→ **PROBLEM DETAILS**: Print out the material that follows word for word.
-- Begin SUPPLIED RECORDS --
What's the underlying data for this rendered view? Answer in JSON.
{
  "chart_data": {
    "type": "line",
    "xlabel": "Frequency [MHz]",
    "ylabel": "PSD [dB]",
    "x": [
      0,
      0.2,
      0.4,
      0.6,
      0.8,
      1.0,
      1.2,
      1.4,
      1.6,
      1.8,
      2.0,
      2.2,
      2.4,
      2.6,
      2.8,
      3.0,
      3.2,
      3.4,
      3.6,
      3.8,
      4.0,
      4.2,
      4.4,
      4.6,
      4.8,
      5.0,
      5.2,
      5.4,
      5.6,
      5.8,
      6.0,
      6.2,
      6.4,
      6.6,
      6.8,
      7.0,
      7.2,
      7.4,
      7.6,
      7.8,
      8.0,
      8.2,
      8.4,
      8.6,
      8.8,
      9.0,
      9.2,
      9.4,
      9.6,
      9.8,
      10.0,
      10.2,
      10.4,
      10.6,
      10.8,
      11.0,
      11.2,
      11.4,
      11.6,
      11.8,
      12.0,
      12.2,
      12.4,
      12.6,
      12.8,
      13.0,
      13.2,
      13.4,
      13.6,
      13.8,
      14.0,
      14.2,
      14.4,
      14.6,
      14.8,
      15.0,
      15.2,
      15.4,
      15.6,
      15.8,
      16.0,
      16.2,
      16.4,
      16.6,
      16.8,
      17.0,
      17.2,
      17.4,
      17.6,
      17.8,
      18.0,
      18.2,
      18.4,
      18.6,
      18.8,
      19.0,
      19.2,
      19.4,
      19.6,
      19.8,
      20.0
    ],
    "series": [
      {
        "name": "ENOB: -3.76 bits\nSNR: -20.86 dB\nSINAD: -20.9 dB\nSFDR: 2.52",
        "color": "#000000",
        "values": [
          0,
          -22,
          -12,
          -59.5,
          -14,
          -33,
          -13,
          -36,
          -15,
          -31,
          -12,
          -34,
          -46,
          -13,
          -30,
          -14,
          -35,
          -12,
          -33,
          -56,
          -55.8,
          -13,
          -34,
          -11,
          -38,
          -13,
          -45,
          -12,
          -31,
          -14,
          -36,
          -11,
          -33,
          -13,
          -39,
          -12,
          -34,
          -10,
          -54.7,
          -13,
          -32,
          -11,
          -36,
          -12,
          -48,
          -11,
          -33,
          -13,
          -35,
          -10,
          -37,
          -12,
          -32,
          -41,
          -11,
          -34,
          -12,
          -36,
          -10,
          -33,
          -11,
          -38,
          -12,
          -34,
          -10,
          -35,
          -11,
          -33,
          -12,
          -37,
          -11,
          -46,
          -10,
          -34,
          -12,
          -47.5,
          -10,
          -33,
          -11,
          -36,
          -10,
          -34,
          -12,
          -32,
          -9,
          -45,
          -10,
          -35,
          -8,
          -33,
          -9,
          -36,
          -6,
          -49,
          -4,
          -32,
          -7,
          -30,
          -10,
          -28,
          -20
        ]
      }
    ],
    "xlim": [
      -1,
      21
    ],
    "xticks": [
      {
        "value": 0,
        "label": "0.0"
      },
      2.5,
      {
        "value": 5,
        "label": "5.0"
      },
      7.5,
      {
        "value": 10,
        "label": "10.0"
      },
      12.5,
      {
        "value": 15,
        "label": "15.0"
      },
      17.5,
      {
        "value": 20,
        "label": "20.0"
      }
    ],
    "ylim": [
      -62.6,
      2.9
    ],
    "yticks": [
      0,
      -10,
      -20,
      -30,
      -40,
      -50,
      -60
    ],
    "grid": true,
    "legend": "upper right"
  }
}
-- End SUPPLIED RECORDS --
→ **TASK SOLUTION**:
What's the underlying data for this rendered view? Answer in JSON.
{
  "chart_data": {
    "type": "line",
    "xlabel": "Frequency [MHz]",
    "ylabel": "PSD [dB]",
    "x": [
      0,
      0.2,
      0.4,
      0.6,
      0.8,
      1.0,
      1.2,
      1.4,
      1.6,
      1.8,
      2.0,
      2.2,
      2.4,
      2.6,
      2.8,
      3.0,
      3.2,
      3.4,
      3.6,
      3.8,
      4.0,
      4.2,
      4.4,
      4.6,
      4.8,
      5.0,
      5.2,
      5.4,
      5.6,
      5.8,
      6.0,
      6.2,
      6.4,
      6.6,
      6.8,
      7.0,
      7.2,
      7.4,
      7.6,
      7.8,
      8.0,
      8.2,
      8.4,
      8.6,
      8.8,
      9.0,
      9.2,
      9.4,
      9.6,
      9.8,
      10.0,
      10.2,
      10.4,
      10.6,
      10.8,
      11.0,
      11.2,
      11.4,
      11.6,
      11.8,
      12.0,
      12.2,
      12.4,
      12.6,
      12.8,
      13.0,
      13.2,
      13.4,
      13.6,
      13.8,
      14.0,
      14.2,
      14.4,
      14.6,
      14.8,
      15.0,
      15.2,
      15.4,
      15.6,
      15.8,
      16.0,
      16.2,
      16.4,
      16.6,
      16.8,
      17.0,
      17.2,
      17.4,
      17.6,
      17.8,
      18.0,
      18.2,
      18.4,
      18.6,
      18.8,
      19.0,
      19.2,
      19.4,
      19.6,
      19.8,
      20.0
    ],
    "series": [
      {
        "name": "ENOB: -3.76 bits\nSNR: -20.86 dB\nSINAD: -20.9 dB\nSFDR: 2.52",
        "color": "#000000",
        "values": [
          0,
          -22,
          -12,
          -59.5,
          -14,
          -33,
          -13,
          -36,
          -15,
          -31,
          -12,
          -34,
          -46,
          -13,
          -30,
          -14,
          -35,
          -12,
          -33,
          -56,
          -55.8,
          -13,
          -34,
          -11,
          -38,
          -13,
          -45,
          -12,
          -31,
          -14,
          -36,
          -11,
          -33,
          -13,
          -39,
          -12,
          -34,
          -10,
          -54.7,
          -13,
          -32,
          -11,
          -36,
          -12,
          -48,
          -11,
          -33,
          -13,
          -35,
          -10,
          -37,
          -12,
          -32,
          -41,
          -11,
          -34,
          -12,
          -36,
          -10,
          -33,
          -11,
          -38,
          -12,
          -34,
          -10,
          -35,
          -11,
          -33,
          -12,
          -37,
          -11,
          -46,
          -10,
          -34,
          -12,
          -47.5,
          -10,
          -33,
          -11,
          -36,
          -10,
          -34,
          -12,
          -32,
          -9,
          -45,
          -10,
          -35,
          -8,
          -33,
          -9,
          -36,
          -6,
          -49,
          -4,
          -32,
          -7,
          -30,
          -10,
          -28,
          -20
        ]
      }
    ],
    "xlim": [
      -1,
      21
    ],
    "xticks": [
      {
        "value": 0,
        "label": "0.0"
      },
      2.5,
      {
        "value": 5,
        "label": "5.0"
      },
      7.5,
      {
        "value": 10,
        "label": "10.0"
      },
      12.5,
      {
        "value": 15,
        "label": "15.0"
      },
      17.5,
      {
        "value": 20,
        "label": "20.0"
      }
    ],
    "ylim": [
      -62.6,
      2.9
    ],
    "yticks": [
      0,
      -10,
      -20,
      -30,
      -40,
      -50,
      -60
    ],
    "grid": true,
    "legend": "upper right"
  }
}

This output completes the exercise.